*Task goal*.
Output every entry exactly, from the first line to the last.

Dataset entries:

******

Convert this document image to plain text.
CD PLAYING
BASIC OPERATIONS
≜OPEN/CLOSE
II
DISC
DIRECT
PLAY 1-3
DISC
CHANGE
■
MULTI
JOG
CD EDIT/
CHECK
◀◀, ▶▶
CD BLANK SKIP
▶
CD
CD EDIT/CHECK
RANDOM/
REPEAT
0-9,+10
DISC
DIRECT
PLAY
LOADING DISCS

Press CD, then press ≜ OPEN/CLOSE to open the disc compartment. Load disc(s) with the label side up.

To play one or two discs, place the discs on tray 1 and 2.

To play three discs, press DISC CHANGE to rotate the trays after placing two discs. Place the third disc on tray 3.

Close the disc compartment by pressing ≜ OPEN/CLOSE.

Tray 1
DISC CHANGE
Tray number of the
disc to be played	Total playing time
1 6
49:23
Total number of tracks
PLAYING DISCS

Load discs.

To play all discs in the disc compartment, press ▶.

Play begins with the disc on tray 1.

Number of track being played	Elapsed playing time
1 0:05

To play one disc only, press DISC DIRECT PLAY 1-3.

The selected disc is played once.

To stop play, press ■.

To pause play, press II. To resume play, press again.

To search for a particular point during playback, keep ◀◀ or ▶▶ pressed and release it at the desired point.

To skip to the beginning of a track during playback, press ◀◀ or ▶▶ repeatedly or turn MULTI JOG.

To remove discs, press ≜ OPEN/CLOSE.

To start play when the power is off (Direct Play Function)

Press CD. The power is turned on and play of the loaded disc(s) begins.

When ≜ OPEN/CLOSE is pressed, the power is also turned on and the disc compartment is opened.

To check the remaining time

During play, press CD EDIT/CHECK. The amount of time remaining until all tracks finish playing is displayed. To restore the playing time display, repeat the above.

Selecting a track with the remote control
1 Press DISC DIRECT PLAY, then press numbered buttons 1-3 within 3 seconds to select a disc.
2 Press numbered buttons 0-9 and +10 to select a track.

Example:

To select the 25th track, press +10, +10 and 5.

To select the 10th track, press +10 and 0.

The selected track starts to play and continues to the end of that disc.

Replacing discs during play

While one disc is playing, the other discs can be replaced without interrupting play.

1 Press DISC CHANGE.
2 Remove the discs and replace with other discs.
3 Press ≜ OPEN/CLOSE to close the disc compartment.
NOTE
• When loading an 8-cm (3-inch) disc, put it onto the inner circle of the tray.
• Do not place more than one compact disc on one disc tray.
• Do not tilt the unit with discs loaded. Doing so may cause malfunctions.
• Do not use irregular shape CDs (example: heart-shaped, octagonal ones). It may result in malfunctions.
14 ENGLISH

******

*Written solution*.
Convert this document image to plain text.
CD PLAYING
BASIC OPERATIONS
≜OPEN/CLOSE
II
DISC
DIRECT
PLAY 1-3
DISC
CHANGE
■
MULTI
JOG
CD EDIT/
CHECK
◀◀, ▶▶
CD BLANK SKIP
▶
CD
CD EDIT/CHECK
RANDOM/
REPEAT
0-9,+10
DISC
DIRECT
PLAY
LOADING DISCS

Press CD, then press ≜ OPEN/CLOSE to open the disc compartment. Load disc(s) with the label side up.

To play one or two discs, place the discs on tray 1 and 2.

To play three discs, press DISC CHANGE to rotate the trays after placing two discs. Place the third disc on tray 3.

Close the disc compartment by pressing ≜ OPEN/CLOSE.

Tray 1
DISC CHANGE
Tray number of the
disc to be played	Total playing time
1 6
49:23
Total number of tracks
PLAYING DISCS

Load discs.

To play all discs in the disc compartment, press ▶.

Play begins with the disc on tray 1.

Number of track being played	Elapsed playing time
1 0:05

To play one disc only, press DISC DIRECT PLAY 1-3.

The selected disc is played once.

To stop play, press ■.

To pause play, press II. To resume play, press again.

To search for a particular point during playback, keep ◀◀ or ▶▶ pressed and release it at the desired point.

To skip to the beginning of a track during playback, press ◀◀ or ▶▶ repeatedly or turn MULTI JOG.

To remove discs, press ≜ OPEN/CLOSE.

To start play when the power is off (Direct Play Function)

Press CD. The power is turned on and play of the loaded disc(s) begins.

When ≜ OPEN/CLOSE is pressed, the power is also turned on and the disc compartment is opened.

To check the remaining time

During play, press CD EDIT/CHECK. The amount of time remaining until all tracks finish playing is displayed. To restore the playing time display, repeat the above.

Selecting a track with the remote control
1 Press DISC DIRECT PLAY, then press numbered buttons 1-3 within 3 seconds to select a disc.
2 Press numbered buttons 0-9 and +10 to select a track.

Example:

To select the 25th track, press +10, +10 and 5.

To select the 10th track, press +10 and 0.

The selected track starts to play and continues to the end of that disc.

Replacing discs during play

While one disc is playing, the other discs can be replaced without interrupting play.

1 Press DISC CHANGE.
2 Remove the discs and replace with other discs.
3 Press ≜ OPEN/CLOSE to close the disc compartment.
NOTE
• When loading an 8-cm (3-inch) disc, put it onto the inner circle of the tray.
• Do not place more than one compact disc on one disc tray.
• Do not tilt the unit with discs loaded. Doing so may cause malfunctions.
• Do not use irregular shape CDs (example: heart-shaped, octagonal ones). It may result in malfunctions.
14 ENGLISH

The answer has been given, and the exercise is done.